Mais à quoi bon blâmer, au nom du goût, au nom du bon sens, l’entassement de tant de siècles dans une soirée ? Ceux qui découpent les annales de notre pays ne veulent que mettre à profit le talent du costumier, le talent du décorateur ; ils n’ont pas d’autre souci. C’est une spéculation heureuse, on le dit du moins, et la question, une fois placée sur ce terrain, échappe à toute discussion. Le public s’amuse ou se désennuie, les désœuvrés tuent le temps ; souhaiter quelque chose de plus serait se méprendre sur le but que les auteurs se proposent ; aussi je croirais perdre mon temps en essayant de pénétrer le sens de pareilles œuvres. Qu’elles soient applaudies ou qu’un prompt oubli vienne en faire justice, l’art dramatique n’a rien à voir dans leur succès ou dans leur chute.

- **Énoncé 1**
Relevez tous les verbes pronominaux présents dans le texte sur l’art dramatique.
Les enregistrements qui suivent le texte n’ont aucun rapport avec lui.

- **Enregistrements sources**
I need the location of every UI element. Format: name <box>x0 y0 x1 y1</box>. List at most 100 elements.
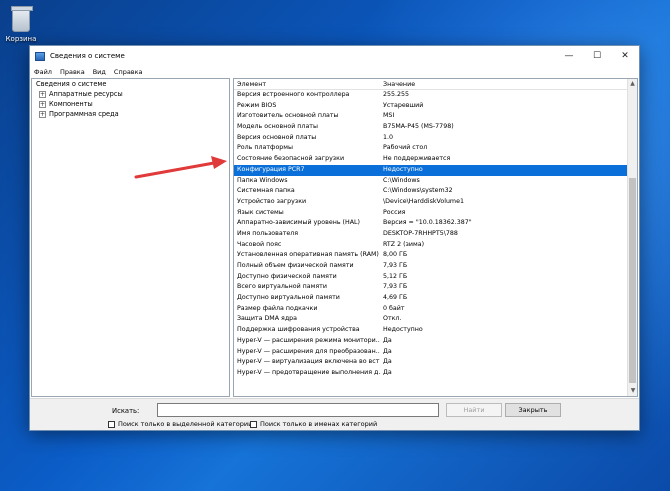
find-button[interactable]: Найти <box>446 403 502 417</box>
cell-value: Устаревший <box>383 101 424 109</box>
cell-value: 7,93 ГБ <box>383 262 408 269</box>
arrow-head <box>211 156 227 169</box>
cell-value: DESKTOP-7RHHPT5\788 <box>383 229 458 237</box>
table-row[interactable]: Режим BIOS Устаревший <box>234 101 637 112</box>
cell-value: Да <box>383 368 392 376</box>
scroll-up-icon[interactable]: ▲ <box>628 79 637 89</box>
cell-value: 255.255 <box>383 91 410 98</box>
table-row[interactable]: Доступно виртуальной памяти 4,69 ГБ <box>234 293 637 304</box>
table-row[interactable]: Hyper-V — расширения для преобразован...… <box>234 347 637 358</box>
table-row[interactable]: Системная папка C:\Windows\system32 <box>234 186 637 197</box>
cell-item: Доступно виртуальной памяти <box>237 294 340 302</box>
menu-file[interactable]: Файл <box>34 68 52 76</box>
table-row[interactable]: Роль платформы Рабочий стол <box>234 143 637 154</box>
tree-item-label: Программная среда <box>49 110 119 118</box>
expand-plus-icon[interactable]: + <box>39 100 46 108</box>
table-row[interactable]: Размер файла подкачки 0 байт <box>234 304 637 315</box>
cell-item: Hyper-V — предотвращение выполнения д... <box>237 368 380 376</box>
table-row[interactable]: Конфигурация PCR7 Недоступно <box>234 164 637 176</box>
table-row[interactable]: Доступно физической памяти 5,12 ГБ <box>234 272 637 283</box>
cell-item: Полный объем физической памяти <box>237 262 354 269</box>
maximize-button[interactable]: ☐ <box>583 46 611 66</box>
cell-item: Аппаратно-зависимый уровень (HAL) <box>237 219 361 227</box>
cell-item: Всего виртуальной памяти <box>237 283 327 291</box>
recycle-bin-icon <box>11 6 33 32</box>
cell-item: Модель основной платы <box>237 123 318 131</box>
search-input[interactable] <box>157 403 439 417</box>
menu-help[interactable]: Справка <box>114 68 143 76</box>
app-icon <box>35 51 45 61</box>
tree-item-label: Компоненты <box>49 100 93 108</box>
table-row[interactable]: Защита DMA ядра Откл. <box>234 314 637 325</box>
recycle-bin[interactable]: Корзина <box>4 6 38 43</box>
cell-item: Hyper-V — виртуализация включена во вст.… <box>237 358 380 366</box>
tree-item-hardware[interactable]: + Аппаратные ресурсы <box>32 89 229 99</box>
table-row[interactable]: Изготовитель основной платы MSI <box>234 111 637 122</box>
cell-item: Поддержка шифрования устройства <box>237 326 360 334</box>
table-row[interactable]: Часовой пояс RTZ 2 (зима) <box>234 240 637 251</box>
window-title: Сведения о системе <box>50 52 125 60</box>
checkbox-label: Поиск только в выделенной категории <box>118 420 253 428</box>
title-bar[interactable]: Сведения о системе — ☐ ✕ <box>30 46 639 66</box>
scroll-thumb[interactable] <box>629 178 636 383</box>
cell-item: Версия встроенного контроллера <box>237 91 350 98</box>
list-rows: Версия встроенного контроллера 255.255 Реж… <box>234 90 637 379</box>
table-row[interactable]: Папка Windows C:\Windows <box>234 176 637 187</box>
minimize-button[interactable]: — <box>555 46 583 66</box>
search-panel: Искать: Найти Закрыть Поиск только в выд… <box>30 398 639 430</box>
table-row[interactable]: Состояние безопасной загрузки Не поддержи… <box>234 154 637 165</box>
table-row[interactable]: Устройство загрузки \Device\HarddiskVolum… <box>234 197 637 208</box>
search-label: Искать: <box>112 407 140 415</box>
menu-edit[interactable]: Правка <box>60 68 85 76</box>
table-row[interactable]: Hyper-V — предотвращение выполнения д...… <box>234 368 637 379</box>
cell-value: 8,00 ГБ <box>383 251 408 259</box>
tree-item-label: Аппаратные ресурсы <box>49 90 123 98</box>
expand-plus-icon[interactable]: + <box>39 90 46 98</box>
cell-item: Системная папка <box>237 187 295 195</box>
scroll-down-icon[interactable]: ▼ <box>628 386 637 396</box>
table-row[interactable]: Версия встроенного контроллера 255.255 <box>234 90 637 101</box>
cell-value: 0 байт <box>383 304 405 312</box>
cell-item: Hyper-V — расширения режима монитори... <box>237 336 380 344</box>
expand-plus-icon[interactable]: + <box>39 110 46 118</box>
vertical-scrollbar[interactable]: ▲ ▼ <box>627 79 637 396</box>
table-row[interactable]: Hyper-V — виртуализация включена во вст.… <box>234 357 637 368</box>
cell-value: B75MA-P45 (MS-7798) <box>383 123 454 131</box>
table-row[interactable]: Модель основной платы B75MA-P45 (MS-7798) <box>234 122 637 133</box>
table-row[interactable]: Полный объем физической памяти 7,93 ГБ <box>234 261 637 272</box>
menu-bar: Файл Правка Вид Справка <box>30 66 639 77</box>
cell-item: Установленная оперативная память (RAM) <box>237 251 379 259</box>
list-header: Элемент Значение <box>234 79 637 90</box>
column-header-item[interactable]: Элемент <box>234 79 380 89</box>
tree-item-components[interactable]: + Компоненты <box>32 99 229 109</box>
table-row[interactable]: Всего виртуальной памяти 7,93 ГБ <box>234 282 637 293</box>
cell-value: Недоступно <box>383 165 423 173</box>
cell-value: Не поддерживается <box>383 155 451 163</box>
tree-root[interactable]: Сведения о системе <box>32 79 229 89</box>
checkbox-category-names[interactable]: Поиск только в именах категорий <box>250 420 377 428</box>
checkbox-selected-category[interactable]: Поиск только в выделенной категории <box>108 420 252 428</box>
cell-item: Версия основной платы <box>237 133 317 141</box>
table-row[interactable]: Установленная оперативная память (RAM) 8,… <box>234 250 637 261</box>
checkbox-box[interactable] <box>250 420 257 428</box>
table-row[interactable]: Имя пользователя DESKTOP-7RHHPT5\788 <box>234 229 637 240</box>
cell-value: Рабочий стол <box>383 144 428 152</box>
column-header-value[interactable]: Значение <box>380 79 620 89</box>
cell-value: 1.0 <box>383 133 394 141</box>
table-row[interactable]: Версия основной платы 1.0 <box>234 133 637 144</box>
table-row[interactable]: Поддержка шифрования устройства Недоступн… <box>234 325 637 336</box>
menu-view[interactable]: Вид <box>93 68 106 76</box>
cell-item: Язык системы <box>237 208 284 216</box>
cell-item: Режим BIOS <box>237 101 277 109</box>
table-row[interactable]: Hyper-V — расширения режима монитори... Д… <box>234 336 637 347</box>
arrow-shaft <box>134 161 216 179</box>
cell-value: 4,69 ГБ <box>383 294 408 302</box>
checkbox-box[interactable] <box>108 420 115 428</box>
table-row[interactable]: Язык системы Россия <box>234 208 637 219</box>
tree-item-software[interactable]: + Программная среда <box>32 109 229 119</box>
table-row[interactable]: Аппаратно-зависимый уровень (HAL) Версия … <box>234 218 637 229</box>
close-button[interactable]: Закрыть <box>505 403 561 417</box>
cell-value: MSI <box>383 112 395 120</box>
close-window-button[interactable]: ✕ <box>611 46 639 66</box>
cell-item: Размер файла подкачки <box>237 304 318 312</box>
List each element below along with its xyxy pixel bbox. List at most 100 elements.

- **Énoncé 2**
Réécrivez les lignes des enregistrements comprises entre celle qui contient « find-button[interactable]: Найти <box>446 » et celle qui contient « tree-item-hardware[interactable]: + Аппаратные », incluses, en remplaçant « table-row » par « data-row » sans rien modifier d’autre.

- **Corrigé 1**
s’amuse, se désennuie, se méprendre, se proposent

- **Corrigé 2**
find-button[interactable]: Найти <box>446 403 502 417</box>
cell-value: Устаревший <box>383 101 424 109</box>
cell-value: 7,93 ГБ <box>383 262 408 269</box>
arrow-head <box>211 156 227 169</box>
cell-value: DESKTOP-7RHHPT5\788 <box>383 229 458 237</box>
data-row[interactable]: Режим BIOS Устаревший <box>234 101 637 112</box>
cell-value: Да <box>383 368 392 376</box>
scroll-up-icon[interactable]: ▲ <box>628 79 637 89</box>
cell-value: 255.255 <box>383 91 410 98</box>
data-row[interactable]: Доступно виртуальной памяти 4,69 ГБ <box>234 293 637 304</box>
data-row[interactable]: Hyper-V — расширения для преобразован...… <box>234 347 637 358</box>
data-row[interactable]: Системная папка C:\Windows\system32 <box>234 186 637 197</box>
cell-item: Доступно виртуальной памяти <box>237 294 340 302</box>
menu-file[interactable]: Файл <box>34 68 52 76</box>
data-row[interactable]: Роль платформы Рабочий стол <box>234 143 637 154</box>
tree-item-label: Программная среда <box>49 110 119 118</box>
expand-plus-icon[interactable]: + <box>39 100 46 108</box>
data-row[interactable]: Размер файла подкачки 0 байт <box>234 304 637 315</box>
cell-item: Hyper-V — предотвращение выполнения д... <box>237 368 380 376</box>
data-row[interactable]: Конфигурация PCR7 Недоступно <box>234 164 637 176</box>
data-row[interactable]: Доступно физической памяти 5,12 ГБ <box>234 272 637 283</box>
cell-item: Полный объем физической памяти <box>237 262 354 269</box>
maximize-button[interactable]: ☐ <box>583 46 611 66</box>
cell-item: Аппаратно-зависимый уровень (HAL) <box>237 219 361 227</box>
cell-item: Всего виртуальной памяти <box>237 283 327 291</box>
recycle-bin-icon <box>11 6 33 32</box>
cell-item: Модель основной платы <box>237 123 318 131</box>
search-input[interactable] <box>157 403 439 417</box>
menu-help[interactable]: Справка <box>114 68 143 76</box>
app-icon <box>35 51 45 61</box>
tree-item-label: Компоненты <box>49 100 93 108</box>
data-row[interactable]: Защита DMA ядра Откл. <box>234 314 637 325</box>
recycle-bin[interactable]: Корзина <box>4 6 38 43</box>
cell-item: Hyper-V — виртуализация включена во вст.… <box>237 358 380 366</box>
tree-item-hardware[interactable]: + Аппаратные ресурсы <box>32 89 229 99</box>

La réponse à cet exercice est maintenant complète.